What you have to do >> Pick out each line containing the string "verified".

#### Record list

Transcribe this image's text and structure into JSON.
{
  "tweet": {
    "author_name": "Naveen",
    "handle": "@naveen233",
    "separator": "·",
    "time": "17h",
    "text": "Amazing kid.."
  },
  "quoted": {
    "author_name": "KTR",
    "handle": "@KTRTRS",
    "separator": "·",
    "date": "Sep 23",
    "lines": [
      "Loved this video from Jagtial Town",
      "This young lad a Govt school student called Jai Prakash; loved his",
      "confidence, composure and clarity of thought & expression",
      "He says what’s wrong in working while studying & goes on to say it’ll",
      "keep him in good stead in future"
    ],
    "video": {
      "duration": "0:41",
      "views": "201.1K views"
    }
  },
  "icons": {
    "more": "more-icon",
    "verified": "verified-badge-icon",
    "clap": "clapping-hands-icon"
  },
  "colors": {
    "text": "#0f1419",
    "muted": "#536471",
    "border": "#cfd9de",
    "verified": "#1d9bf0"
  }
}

########

Finished exercise >>
    "verified": "verified-badge-icon",
    "verified": "#1d9bf0"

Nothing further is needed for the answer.